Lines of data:
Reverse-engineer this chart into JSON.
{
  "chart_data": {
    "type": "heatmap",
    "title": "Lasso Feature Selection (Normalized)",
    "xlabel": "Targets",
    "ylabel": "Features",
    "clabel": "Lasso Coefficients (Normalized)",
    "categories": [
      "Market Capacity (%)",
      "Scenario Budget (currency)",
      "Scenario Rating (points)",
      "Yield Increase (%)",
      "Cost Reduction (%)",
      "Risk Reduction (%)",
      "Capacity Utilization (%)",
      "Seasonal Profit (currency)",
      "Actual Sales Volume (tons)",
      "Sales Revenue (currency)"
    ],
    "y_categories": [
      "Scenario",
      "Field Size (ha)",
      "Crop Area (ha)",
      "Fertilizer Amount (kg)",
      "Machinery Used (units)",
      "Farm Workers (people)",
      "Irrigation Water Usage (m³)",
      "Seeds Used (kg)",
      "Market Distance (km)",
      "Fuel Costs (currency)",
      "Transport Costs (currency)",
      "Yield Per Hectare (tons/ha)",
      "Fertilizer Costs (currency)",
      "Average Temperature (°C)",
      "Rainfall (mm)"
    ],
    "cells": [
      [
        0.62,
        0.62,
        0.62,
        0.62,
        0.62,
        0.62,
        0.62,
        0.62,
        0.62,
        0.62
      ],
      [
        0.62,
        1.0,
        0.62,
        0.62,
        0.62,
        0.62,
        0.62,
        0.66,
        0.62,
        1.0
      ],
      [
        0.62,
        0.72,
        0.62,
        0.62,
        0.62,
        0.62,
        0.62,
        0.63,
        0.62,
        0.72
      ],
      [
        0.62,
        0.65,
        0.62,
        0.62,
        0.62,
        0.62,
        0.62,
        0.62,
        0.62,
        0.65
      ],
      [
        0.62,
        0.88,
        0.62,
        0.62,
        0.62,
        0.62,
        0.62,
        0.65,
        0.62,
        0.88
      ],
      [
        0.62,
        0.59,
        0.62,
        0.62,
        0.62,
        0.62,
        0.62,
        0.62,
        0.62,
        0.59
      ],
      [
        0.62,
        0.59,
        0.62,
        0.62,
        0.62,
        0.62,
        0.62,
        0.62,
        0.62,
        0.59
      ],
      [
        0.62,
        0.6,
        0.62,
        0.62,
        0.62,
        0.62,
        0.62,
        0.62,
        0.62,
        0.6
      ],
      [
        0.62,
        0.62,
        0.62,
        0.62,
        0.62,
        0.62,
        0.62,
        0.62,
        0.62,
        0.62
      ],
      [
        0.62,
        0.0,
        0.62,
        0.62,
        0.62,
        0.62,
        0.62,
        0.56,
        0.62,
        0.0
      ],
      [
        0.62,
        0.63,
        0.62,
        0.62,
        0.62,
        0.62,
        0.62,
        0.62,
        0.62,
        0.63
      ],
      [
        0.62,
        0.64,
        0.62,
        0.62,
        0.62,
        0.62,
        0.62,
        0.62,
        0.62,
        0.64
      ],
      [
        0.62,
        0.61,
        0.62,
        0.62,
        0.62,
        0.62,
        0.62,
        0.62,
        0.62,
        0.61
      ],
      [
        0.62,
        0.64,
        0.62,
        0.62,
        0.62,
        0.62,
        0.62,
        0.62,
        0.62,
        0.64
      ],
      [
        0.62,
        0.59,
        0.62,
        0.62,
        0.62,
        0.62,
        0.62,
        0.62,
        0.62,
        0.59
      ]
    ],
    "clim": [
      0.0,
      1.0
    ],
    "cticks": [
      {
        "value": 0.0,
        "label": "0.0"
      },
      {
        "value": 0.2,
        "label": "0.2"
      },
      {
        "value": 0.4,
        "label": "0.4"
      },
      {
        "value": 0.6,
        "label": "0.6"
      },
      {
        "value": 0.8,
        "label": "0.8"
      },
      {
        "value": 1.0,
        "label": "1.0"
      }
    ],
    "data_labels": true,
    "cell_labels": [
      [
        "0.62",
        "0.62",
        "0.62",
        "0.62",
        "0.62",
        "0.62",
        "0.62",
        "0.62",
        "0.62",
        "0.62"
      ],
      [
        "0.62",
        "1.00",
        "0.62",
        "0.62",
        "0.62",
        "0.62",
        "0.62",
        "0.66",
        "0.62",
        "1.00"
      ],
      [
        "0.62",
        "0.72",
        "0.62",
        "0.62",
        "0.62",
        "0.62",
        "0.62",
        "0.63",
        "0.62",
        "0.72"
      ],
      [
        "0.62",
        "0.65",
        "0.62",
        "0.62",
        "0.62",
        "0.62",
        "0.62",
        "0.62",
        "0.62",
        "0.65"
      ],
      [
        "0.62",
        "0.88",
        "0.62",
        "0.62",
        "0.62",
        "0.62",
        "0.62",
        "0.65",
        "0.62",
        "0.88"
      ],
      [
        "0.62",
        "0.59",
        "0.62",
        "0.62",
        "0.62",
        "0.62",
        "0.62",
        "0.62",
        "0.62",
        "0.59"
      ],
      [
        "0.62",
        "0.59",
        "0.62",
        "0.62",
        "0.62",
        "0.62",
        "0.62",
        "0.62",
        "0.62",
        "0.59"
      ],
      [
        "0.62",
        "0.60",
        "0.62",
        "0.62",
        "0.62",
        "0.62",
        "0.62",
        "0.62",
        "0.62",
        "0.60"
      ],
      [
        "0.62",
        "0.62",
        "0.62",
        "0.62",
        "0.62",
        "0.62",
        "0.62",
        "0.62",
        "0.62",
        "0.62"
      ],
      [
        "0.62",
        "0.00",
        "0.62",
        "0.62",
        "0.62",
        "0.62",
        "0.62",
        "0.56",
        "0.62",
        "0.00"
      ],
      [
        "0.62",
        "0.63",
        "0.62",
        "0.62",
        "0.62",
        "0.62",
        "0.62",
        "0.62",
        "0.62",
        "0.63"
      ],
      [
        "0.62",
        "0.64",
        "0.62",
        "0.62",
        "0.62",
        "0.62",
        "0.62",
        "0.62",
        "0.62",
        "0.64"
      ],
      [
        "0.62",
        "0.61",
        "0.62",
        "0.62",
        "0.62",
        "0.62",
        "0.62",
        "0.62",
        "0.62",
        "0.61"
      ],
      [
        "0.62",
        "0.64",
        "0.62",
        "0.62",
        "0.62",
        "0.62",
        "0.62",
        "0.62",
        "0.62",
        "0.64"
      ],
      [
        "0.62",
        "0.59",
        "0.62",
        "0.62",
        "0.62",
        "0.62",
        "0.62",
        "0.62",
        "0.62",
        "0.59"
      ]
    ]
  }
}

#### Task to complete:
Report how many lines include the word "Market". Give nothing but the number.

#### Reply:
2